Reproduce the listing below exactly. Pictures do not belong in the copy.

(begin)

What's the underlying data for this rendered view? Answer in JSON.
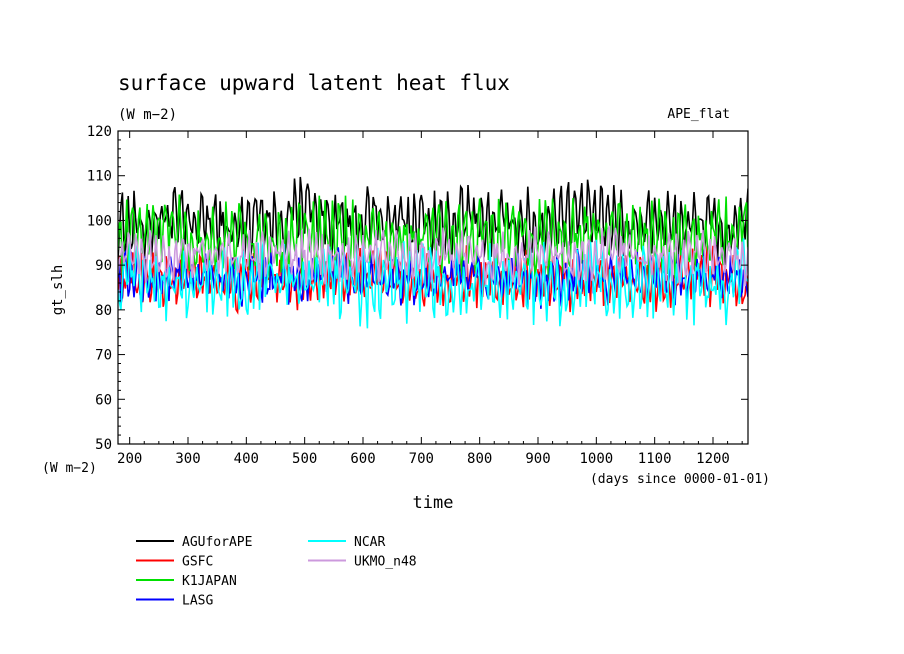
{
  "chart_data": {
    "type": "line",
    "title": "surface upward latent heat flux",
    "units": "(W m−2)",
    "tag": "APE_flat",
    "xlabel": "time",
    "xunits": "(days since 0000-01-01)",
    "ylabel": "gt_slh",
    "yunits": "(W m−2)",
    "xlim": [
      180,
      1260
    ],
    "ylim": [
      50,
      120
    ],
    "xticks": [
      200,
      300,
      400,
      500,
      600,
      700,
      800,
      900,
      1000,
      1100,
      1200
    ],
    "yticks": [
      50,
      60,
      70,
      80,
      90,
      100,
      110,
      120
    ],
    "grid": false,
    "legend_position": "bottom-left",
    "x": [
      180,
      220,
      260,
      300,
      340,
      380,
      420,
      460,
      500,
      540,
      580,
      620,
      660,
      700,
      740,
      780,
      820,
      860,
      900,
      940,
      980,
      1020,
      1060,
      1100,
      1140,
      1180,
      1220,
      1260
    ],
    "series": [
      {
        "name": "AGUforAPE",
        "color": "#000000",
        "values": [
          100,
          98,
          101,
          99,
          100,
          97,
          102,
          99,
          104,
          100,
          98,
          101,
          99,
          100,
          98,
          101,
          99,
          100,
          98,
          102,
          101,
          100,
          99,
          101,
          98,
          100,
          97,
          99
        ],
        "range": [
          90,
          110
        ]
      },
      {
        "name": "GSFC",
        "color": "#ff0000",
        "values": [
          87,
          88,
          86,
          87,
          88,
          85,
          87,
          88,
          86,
          87,
          86,
          88,
          87,
          86,
          87,
          88,
          86,
          87,
          88,
          86,
          87,
          88,
          87,
          86,
          87,
          88,
          87,
          86
        ],
        "range": [
          79,
          95
        ]
      },
      {
        "name": "K1JAPAN",
        "color": "#00e000",
        "values": [
          96,
          97,
          99,
          96,
          95,
          96,
          94,
          96,
          97,
          95,
          96,
          97,
          95,
          96,
          97,
          96,
          95,
          97,
          96,
          96,
          98,
          97,
          96,
          95,
          96,
          97,
          96,
          98
        ],
        "range": [
          85,
          108
        ]
      },
      {
        "name": "LASG",
        "color": "#0000ff",
        "values": [
          87,
          86,
          87,
          86,
          88,
          87,
          86,
          87,
          86,
          88,
          87,
          86,
          87,
          86,
          87,
          88,
          86,
          87,
          86,
          87,
          88,
          86,
          87,
          88,
          86,
          87,
          88,
          87
        ],
        "range": [
          80,
          95
        ]
      },
      {
        "name": "NCAR",
        "color": "#00ffff",
        "values": [
          86,
          87,
          85,
          86,
          87,
          86,
          88,
          86,
          85,
          87,
          86,
          85,
          86,
          87,
          86,
          85,
          86,
          87,
          86,
          85,
          87,
          86,
          85,
          86,
          87,
          85,
          84,
          88
        ],
        "range": [
          74,
          96
        ]
      },
      {
        "name": "UKMO_n48",
        "color": "#cc99dd",
        "values": [
          92,
          93,
          91,
          92,
          93,
          91,
          92,
          93,
          92,
          91,
          92,
          93,
          92,
          91,
          93,
          92,
          91,
          92,
          93,
          92,
          91,
          93,
          92,
          91,
          92,
          93,
          92,
          91
        ],
        "range": [
          84,
          99
        ]
      }
    ]
  }
}
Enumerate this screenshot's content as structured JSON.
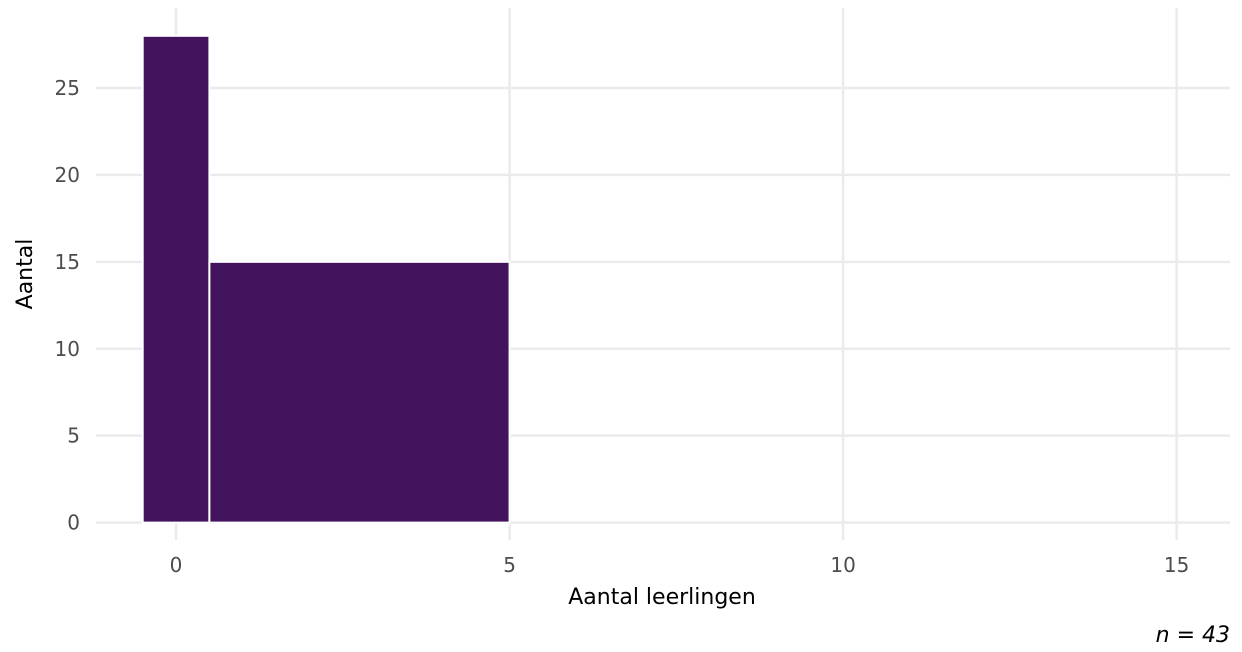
{
  "chart_data": {
    "type": "bar",
    "subtype": "histogram",
    "bins": [
      {
        "x_start": -0.5,
        "x_end": 0.5,
        "value": 28
      },
      {
        "x_start": 0.5,
        "x_end": 5,
        "value": 15
      }
    ],
    "xlabel": "Aantal leerlingen",
    "ylabel": "Aantal",
    "caption": "n = 43",
    "xlim": [
      -1.2,
      15.8
    ],
    "ylim": [
      -1,
      29.6
    ],
    "x_ticks": [
      0,
      5,
      10,
      15
    ],
    "y_ticks": [
      0,
      5,
      10,
      15,
      20,
      25
    ],
    "grid": true,
    "legend": "none",
    "colors": {
      "bar": "#43145d",
      "grid": "#ebebeb",
      "background": "#ffffff"
    }
  }
}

(end)

▶ **Written answer**
What's the underlying data for this rendered view? Answer in JSON.
{
  "chart_data": {
    "type": "line",
    "title": "surface upward latent heat flux",
    "units": "(W m−2)",
    "tag": "APE_flat",
    "xlabel": "time",
    "xunits": "(days since 0000-01-01)",
    "ylabel": "gt_slh",
    "yunits": "(W m−2)",
    "xlim": [
      180,
      1260
    ],
    "ylim": [
      50,
      120
    ],
    "xticks": [
      200,
      300,
      400,
      500,
      600,
      700,
      800,
      900,
      1000,
      1100,
      1200
    ],
    "yticks": [
      50,
      60,
      70,
      80,
      90,
      100,
      110,
      120
    ],
    "grid": false,
    "legend_position": "bottom-left",
    "x": [
      180,
      220,
      260,
      300,
      340,
      380,
      420,
      460,
      500,
      540,
      580,
      620,
      660,
      700,
      740,
      780,
      820,
      860,
      900,
      940,
      980,
      1020,
      1060,
      1100,
      1140,
      1180,
      1220,
      1260
    ],
    "series": [
      {
        "name": "AGUforAPE",
        "color": "#000000",
        "values": [
          100,
          98,
          101,
          99,
          100,
          97,
          102,
          99,
          104,
          100,
          98,
          101,
          99,
          100,
          98,
          101,
          99,
          100,
          98,
          102,
          101,
          100,
          99,
          101,
          98,
          100,
          97,
          99
        ],
        "range": [
          90,
          110
        ]
      },
      {
        "name": "GSFC",
        "color": "#ff0000",
        "values": [
          87,
          88,
          86,
          87,
          88,
          85,
          87,
          88,
          86,
          87,
          86,
          88,
          87,
          86,
          87,
          88,
          86,
          87,
          88,
          86,
          87,
          88,
          87,
          86,
          87,
          88,
          87,
          86
        ],
        "range": [
          79,
          95
        ]
      },
      {
        "name": "K1JAPAN",
        "color": "#00e000",
        "values": [
          96,
          97,
          99,
          96,
          95,
          96,
          94,
          96,
          97,
          95,
          96,
          97,
          95,
          96,
          97,
          96,
          95,
          97,
          96,
          96,
          98,
          97,
          96,
          95,
          96,
          97,
          96,
          98
        ],
        "range": [
          85,
          108
        ]
      },
      {
        "name": "LASG",
        "color": "#0000ff",
        "values": [
          87,
          86,
          87,
          86,
          88,
          87,
          86,
          87,
          86,
          88,
          87,
          86,
          87,
          86,
          87,
          88,
          86,
          87,
          86,
          87,
          88,
          86,
          87,
          88,
          86,
          87,
          88,
          87
        ],
        "range": [
          80,
          95
        ]
      },
      {
        "name": "NCAR",
        "color": "#00ffff",
        "values": [
          86,
          87,
          85,
          86,
          87,
          86,
          88,
          86,
          85,
          87,
          86,
          85,
          86,
          87,
          86,
          85,
          86,
          87,
          86,
          85,
          87,
          86,
          85,
          86,
          87,
          85,
          84,
          88
        ],
        "range": [
          74,
          96
        ]
      },
      {
        "name": "UKMO_n48",
        "color": "#cc99dd",
        "values": [
          92,
          93,
          91,
          92,
          93,
          91,
          92,
          93,
          92,
          91,
          92,
          93,
          92,
          91,
          93,
          92,
          91,
          92,
          93,
          92,
          91,
          93,
          92,
          91,
          92,
          93,
          92,
          91
        ],
        "range": [
          84,
          99
        ]
      }
    ]
  }
}
Enumerate this screenshot's content as structured JSON.
{
  "chart_data": {
    "type": "bar",
    "subtype": "histogram",
    "bins": [
      {
        "x_start": -0.5,
        "x_end": 0.5,
        "value": 28
      },
      {
        "x_start": 0.5,
        "x_end": 5,
        "value": 15
      }
    ],
    "xlabel": "Aantal leerlingen",
    "ylabel": "Aantal",
    "caption": "n = 43",
    "xlim": [
      -1.2,
      15.8
    ],
    "ylim": [
      -1,
      29.6
    ],
    "x_ticks": [
      0,
      5,
      10,
      15
    ],
    "y_ticks": [
      0,
      5,
      10,
      15,
      20,
      25
    ],
    "grid": true,
    "legend": "none",
    "colors": {
      "bar": "#43145d",
      "grid": "#ebebeb",
      "background": "#ffffff"
    }
  }
}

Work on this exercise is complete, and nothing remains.